**AIM OF THE TASK**.
Restate each line word for word. Leave out every picture.

**RECORDS PROVIDED**.
____
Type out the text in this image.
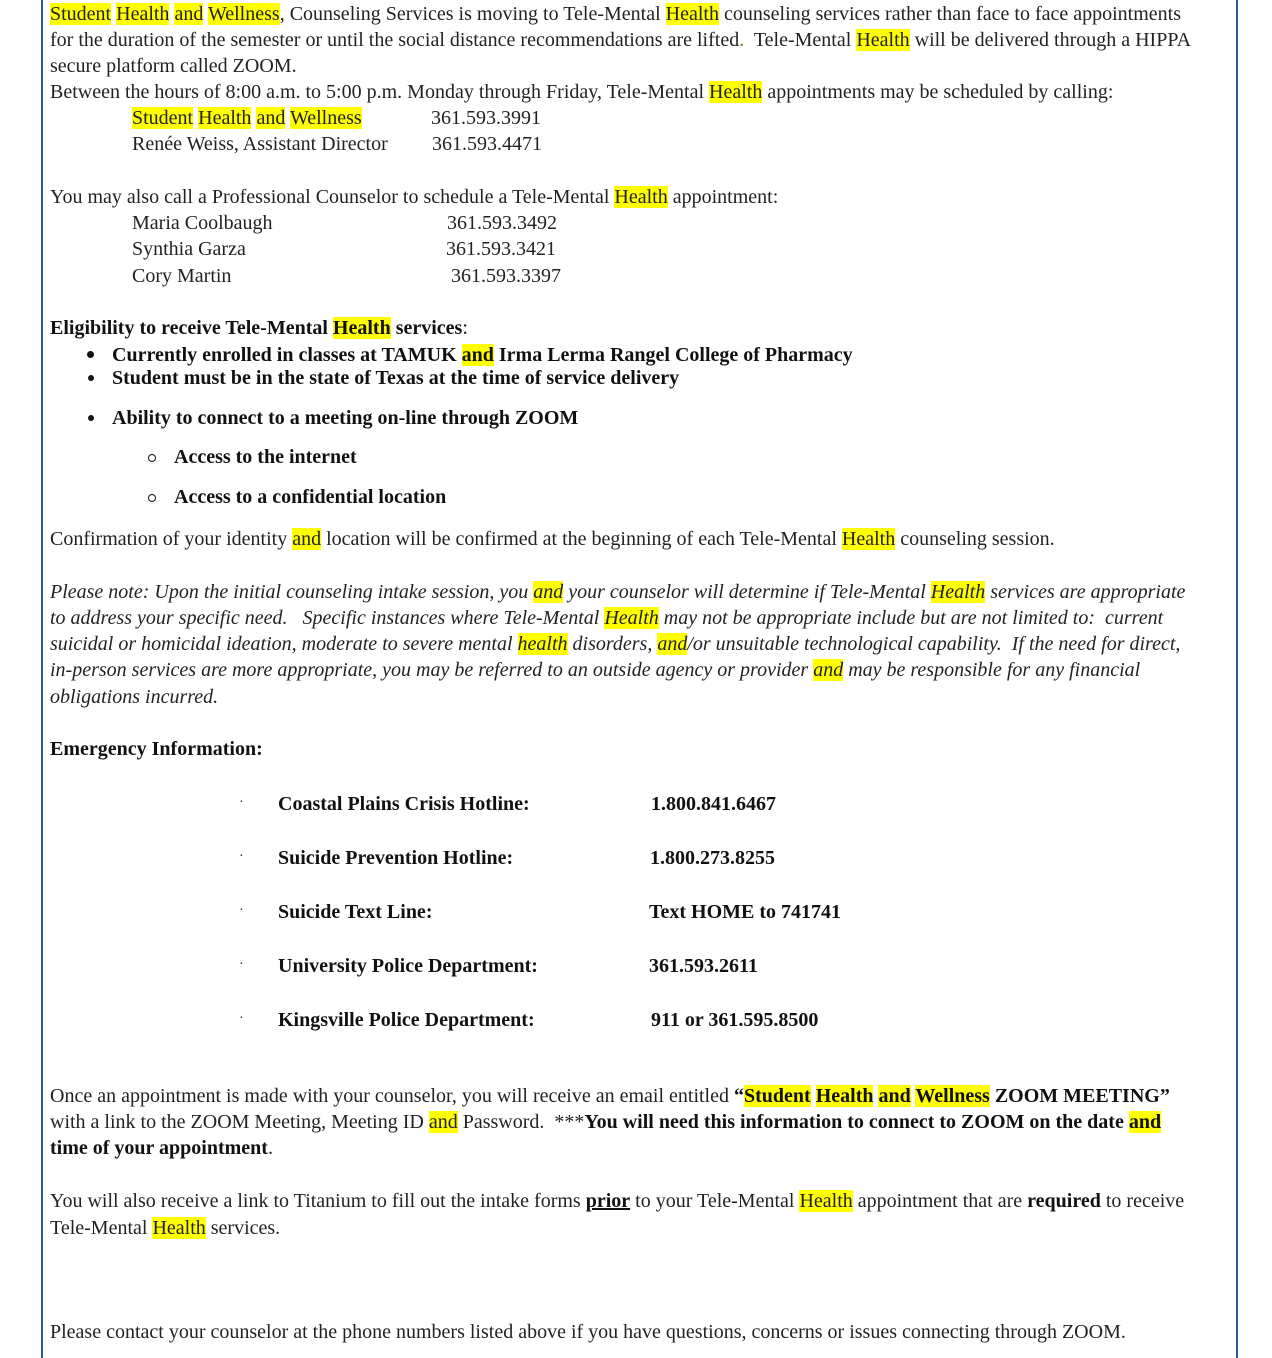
Student Health and Wellness, Counseling Services is moving to Tele-Mental Health counseling services rather than face to face appointments
for the duration of the semester or until the social distance recommendations are lifted.  Tele-Mental Health will be delivered through a HIPPA
secure platform called ZOOM.
Between the hours of 8:00 a.m. to 5:00 p.m. Monday through Friday, Tele-Mental Health appointments may be scheduled by calling:
Student Health and Wellness	361.593.3991
Renée Weiss, Assistant Director 361.593.4471
You may also call a Professional Counselor to schedule a Tele-Mental Health appointment:
Maria Coolbaugh	361.593.3492
Synthia Garza	361.593.3421
Cory Martin	361.593.3397
Eligibility to receive Tele-Mental Health services:
Currently enrolled in classes at TAMUK and Irma Lerma Rangel College of Pharmacy
Student must be in the state of Texas at the time of service delivery
Ability to connect to a meeting on-line through ZOOM
Access to the internet
Access to a confidential location
Confirmation of your identity and location will be confirmed at the beginning of each Tele-Mental Health counseling session.
Please note: Upon the initial counseling intake session, you and your counselor will determine if Tele-Mental Health services are appropriate
to address your specific need.   Specific instances where Tele-Mental Health may not be appropriate include but are not limited to:  current
suicidal or homicidal ideation, moderate to severe mental health disorders, and/or unsuitable technological capability.  If the need for direct,
in-person services are more appropriate, you may be referred to an outside agency or provider and may be responsible for any financial
obligations incurred.
Emergency Information:
· Coastal Plains Crisis Hotline:	1.800.841.6467
· Suicide Prevention Hotline:	1.800.273.8255
· Suicide Text Line:	Text HOME to 741741
· University Police Department:	361.593.2611
· Kingsville Police Department:	911 or 361.595.8500
Once an appointment is made with your counselor, you will receive an email entitled “Student Health and Wellness ZOOM MEETING”
with a link to the ZOOM Meeting, Meeting ID and Password.  ***You will need this information to connect to ZOOM on the date and
time of your appointment.
You will also receive a link to Titanium to fill out the intake forms prior to your Tele-Mental Health appointment that are required to receive
Tele-Mental Health services.
Please contact your counselor at the phone numbers listed above if you have questions, concerns or issues connecting through ZOOM.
____
**SOLUTION TO THIS PROBLEM**.
Type out the text in this image.
Student Health and Wellness, Counseling Services is moving to Tele-Mental Health counseling services rather than face to face appointments
for the duration of the semester or until the social distance recommendations are lifted.  Tele-Mental Health will be delivered through a HIPPA
secure platform called ZOOM.
Between the hours of 8:00 a.m. to 5:00 p.m. Monday through Friday, Tele-Mental Health appointments may be scheduled by calling:
Student Health and Wellness	361.593.3991
Renée Weiss, Assistant Director 361.593.4471
You may also call a Professional Counselor to schedule a Tele-Mental Health appointment:
Maria Coolbaugh	361.593.3492
Synthia Garza	361.593.3421
Cory Martin	361.593.3397
Eligibility to receive Tele-Mental Health services:
Currently enrolled in classes at TAMUK and Irma Lerma Rangel College of Pharmacy
Student must be in the state of Texas at the time of service delivery
Ability to connect to a meeting on-line through ZOOM
Access to the internet
Access to a confidential location
Confirmation of your identity and location will be confirmed at the beginning of each Tele-Mental Health counseling session.
Please note: Upon the initial counseling intake session, you and your counselor will determine if Tele-Mental Health services are appropriate
to address your specific need.   Specific instances where Tele-Mental Health may not be appropriate include but are not limited to:  current
suicidal or homicidal ideation, moderate to severe mental health disorders, and/or unsuitable technological capability.  If the need for direct,
in-person services are more appropriate, you may be referred to an outside agency or provider and may be responsible for any financial
obligations incurred.
Emergency Information:
· Coastal Plains Crisis Hotline:	1.800.841.6467
· Suicide Prevention Hotline:	1.800.273.8255
· Suicide Text Line:	Text HOME to 741741
· University Police Department:	361.593.2611
· Kingsville Police Department:	911 or 361.595.8500
Once an appointment is made with your counselor, you will receive an email entitled “Student Health and Wellness ZOOM MEETING”
with a link to the ZOOM Meeting, Meeting ID and Password.  ***You will need this information to connect to ZOOM on the date and
time of your appointment.
You will also receive a link to Titanium to fill out the intake forms prior to your Tele-Mental Health appointment that are required to receive
Tele-Mental Health services.
Please contact your counselor at the phone numbers listed above if you have questions, concerns or issues connecting through ZOOM.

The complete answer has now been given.